◆ Stated task ◆
From the entries below, copy every line where the string "time" appears.

◆ Collected data entries ◆
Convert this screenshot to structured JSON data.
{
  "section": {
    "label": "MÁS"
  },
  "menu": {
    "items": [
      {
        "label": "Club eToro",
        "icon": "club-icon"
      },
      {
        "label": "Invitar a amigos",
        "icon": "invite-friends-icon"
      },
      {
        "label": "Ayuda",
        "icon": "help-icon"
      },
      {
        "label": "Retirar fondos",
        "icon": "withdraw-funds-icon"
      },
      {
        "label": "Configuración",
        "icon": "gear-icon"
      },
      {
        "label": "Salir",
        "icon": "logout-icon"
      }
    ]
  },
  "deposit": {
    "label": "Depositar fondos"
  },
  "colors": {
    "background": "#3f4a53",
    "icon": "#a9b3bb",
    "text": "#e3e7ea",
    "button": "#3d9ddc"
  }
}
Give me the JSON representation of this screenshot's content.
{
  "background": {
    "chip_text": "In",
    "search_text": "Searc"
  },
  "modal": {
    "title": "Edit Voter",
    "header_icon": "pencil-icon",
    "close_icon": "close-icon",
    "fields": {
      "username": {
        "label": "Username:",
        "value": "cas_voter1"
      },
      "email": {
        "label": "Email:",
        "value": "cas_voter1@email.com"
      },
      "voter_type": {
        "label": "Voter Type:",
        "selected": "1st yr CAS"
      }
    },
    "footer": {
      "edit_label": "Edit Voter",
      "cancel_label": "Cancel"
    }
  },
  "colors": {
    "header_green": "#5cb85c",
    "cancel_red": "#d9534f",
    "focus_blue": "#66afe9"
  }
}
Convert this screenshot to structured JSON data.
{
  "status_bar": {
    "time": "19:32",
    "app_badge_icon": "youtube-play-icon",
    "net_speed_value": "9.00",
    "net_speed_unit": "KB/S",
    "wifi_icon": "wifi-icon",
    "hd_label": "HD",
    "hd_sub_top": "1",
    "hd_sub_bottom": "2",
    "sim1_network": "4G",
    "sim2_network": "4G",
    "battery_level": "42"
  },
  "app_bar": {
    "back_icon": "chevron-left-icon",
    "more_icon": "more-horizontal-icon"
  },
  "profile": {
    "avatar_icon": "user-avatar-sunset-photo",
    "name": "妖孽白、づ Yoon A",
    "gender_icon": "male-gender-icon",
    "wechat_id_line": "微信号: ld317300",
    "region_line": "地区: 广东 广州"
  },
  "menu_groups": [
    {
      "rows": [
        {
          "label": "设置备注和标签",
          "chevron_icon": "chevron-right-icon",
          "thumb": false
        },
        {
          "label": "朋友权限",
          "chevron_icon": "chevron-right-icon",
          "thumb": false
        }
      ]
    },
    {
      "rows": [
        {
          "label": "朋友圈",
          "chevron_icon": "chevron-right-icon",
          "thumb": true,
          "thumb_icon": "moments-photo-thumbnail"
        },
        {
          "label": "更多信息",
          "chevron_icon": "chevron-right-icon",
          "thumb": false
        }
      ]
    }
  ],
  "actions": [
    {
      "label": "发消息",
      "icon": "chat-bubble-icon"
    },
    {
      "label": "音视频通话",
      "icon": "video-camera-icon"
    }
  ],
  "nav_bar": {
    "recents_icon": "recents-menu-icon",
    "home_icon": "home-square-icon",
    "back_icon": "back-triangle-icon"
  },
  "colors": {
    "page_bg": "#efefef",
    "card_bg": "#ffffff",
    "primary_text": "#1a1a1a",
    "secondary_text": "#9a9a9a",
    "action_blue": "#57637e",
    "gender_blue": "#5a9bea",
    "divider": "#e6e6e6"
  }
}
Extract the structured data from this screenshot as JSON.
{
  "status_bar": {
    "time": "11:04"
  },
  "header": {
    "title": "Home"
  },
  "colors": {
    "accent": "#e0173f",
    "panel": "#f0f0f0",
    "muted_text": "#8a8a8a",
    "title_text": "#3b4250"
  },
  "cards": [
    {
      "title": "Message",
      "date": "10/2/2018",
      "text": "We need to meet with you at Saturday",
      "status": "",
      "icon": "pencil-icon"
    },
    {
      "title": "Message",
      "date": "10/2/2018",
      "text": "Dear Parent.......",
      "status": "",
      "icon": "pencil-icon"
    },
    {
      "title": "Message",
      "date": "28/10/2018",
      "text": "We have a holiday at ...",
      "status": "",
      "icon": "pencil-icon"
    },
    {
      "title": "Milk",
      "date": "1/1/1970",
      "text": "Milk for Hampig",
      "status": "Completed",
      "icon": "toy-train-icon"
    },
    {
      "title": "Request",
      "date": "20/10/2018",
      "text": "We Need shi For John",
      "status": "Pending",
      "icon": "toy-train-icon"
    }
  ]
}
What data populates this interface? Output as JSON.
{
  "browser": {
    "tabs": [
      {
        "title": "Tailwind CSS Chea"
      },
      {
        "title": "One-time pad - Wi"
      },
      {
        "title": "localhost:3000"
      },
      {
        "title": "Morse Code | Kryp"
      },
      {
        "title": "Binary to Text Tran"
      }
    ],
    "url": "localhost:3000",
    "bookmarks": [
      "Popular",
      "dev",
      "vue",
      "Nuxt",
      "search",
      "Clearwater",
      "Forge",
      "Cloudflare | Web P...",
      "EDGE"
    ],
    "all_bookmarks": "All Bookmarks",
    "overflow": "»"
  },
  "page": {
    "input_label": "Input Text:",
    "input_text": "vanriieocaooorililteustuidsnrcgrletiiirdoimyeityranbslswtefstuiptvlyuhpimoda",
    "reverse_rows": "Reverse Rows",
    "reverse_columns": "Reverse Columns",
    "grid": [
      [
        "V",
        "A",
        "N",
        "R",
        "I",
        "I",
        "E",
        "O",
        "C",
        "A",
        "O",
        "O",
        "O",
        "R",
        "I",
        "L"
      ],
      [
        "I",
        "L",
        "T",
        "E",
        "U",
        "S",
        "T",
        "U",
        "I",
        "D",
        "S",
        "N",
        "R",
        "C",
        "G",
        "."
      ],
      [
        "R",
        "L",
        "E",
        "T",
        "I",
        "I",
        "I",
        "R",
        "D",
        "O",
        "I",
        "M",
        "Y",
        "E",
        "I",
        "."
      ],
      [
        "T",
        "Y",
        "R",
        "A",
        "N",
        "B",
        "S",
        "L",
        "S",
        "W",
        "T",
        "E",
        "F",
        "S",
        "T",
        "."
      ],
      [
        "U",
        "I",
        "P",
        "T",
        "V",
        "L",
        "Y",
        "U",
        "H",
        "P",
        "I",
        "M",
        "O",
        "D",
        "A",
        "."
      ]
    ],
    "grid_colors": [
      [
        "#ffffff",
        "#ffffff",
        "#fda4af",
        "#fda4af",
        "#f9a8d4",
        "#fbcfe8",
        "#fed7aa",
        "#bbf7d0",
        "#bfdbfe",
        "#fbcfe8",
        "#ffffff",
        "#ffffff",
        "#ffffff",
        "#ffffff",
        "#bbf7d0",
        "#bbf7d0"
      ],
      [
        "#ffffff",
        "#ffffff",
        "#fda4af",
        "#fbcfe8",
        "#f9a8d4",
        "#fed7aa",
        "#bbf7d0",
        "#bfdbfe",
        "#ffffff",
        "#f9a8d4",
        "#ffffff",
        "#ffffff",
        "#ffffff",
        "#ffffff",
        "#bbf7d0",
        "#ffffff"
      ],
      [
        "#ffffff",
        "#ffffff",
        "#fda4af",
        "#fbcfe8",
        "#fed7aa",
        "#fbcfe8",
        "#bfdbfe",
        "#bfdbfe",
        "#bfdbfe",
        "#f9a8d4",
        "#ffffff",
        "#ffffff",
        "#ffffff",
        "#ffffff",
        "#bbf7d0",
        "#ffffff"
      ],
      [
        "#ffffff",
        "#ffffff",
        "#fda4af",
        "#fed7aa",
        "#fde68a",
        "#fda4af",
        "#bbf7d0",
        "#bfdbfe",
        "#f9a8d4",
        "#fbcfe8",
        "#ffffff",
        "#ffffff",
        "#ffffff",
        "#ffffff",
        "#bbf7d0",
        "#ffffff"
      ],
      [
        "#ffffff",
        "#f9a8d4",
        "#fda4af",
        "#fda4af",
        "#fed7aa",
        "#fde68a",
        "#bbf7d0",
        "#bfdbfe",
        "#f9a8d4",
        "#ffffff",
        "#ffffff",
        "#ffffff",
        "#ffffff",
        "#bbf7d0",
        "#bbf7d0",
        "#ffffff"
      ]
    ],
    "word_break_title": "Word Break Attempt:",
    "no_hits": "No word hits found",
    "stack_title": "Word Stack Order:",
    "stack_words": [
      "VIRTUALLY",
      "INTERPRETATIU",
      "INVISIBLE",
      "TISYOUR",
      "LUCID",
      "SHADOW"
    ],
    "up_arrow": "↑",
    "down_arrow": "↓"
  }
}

◆ Correct output ◆
    "time": "19:32",
    "time": "11:04"
        "title": "One-time pad - Wi"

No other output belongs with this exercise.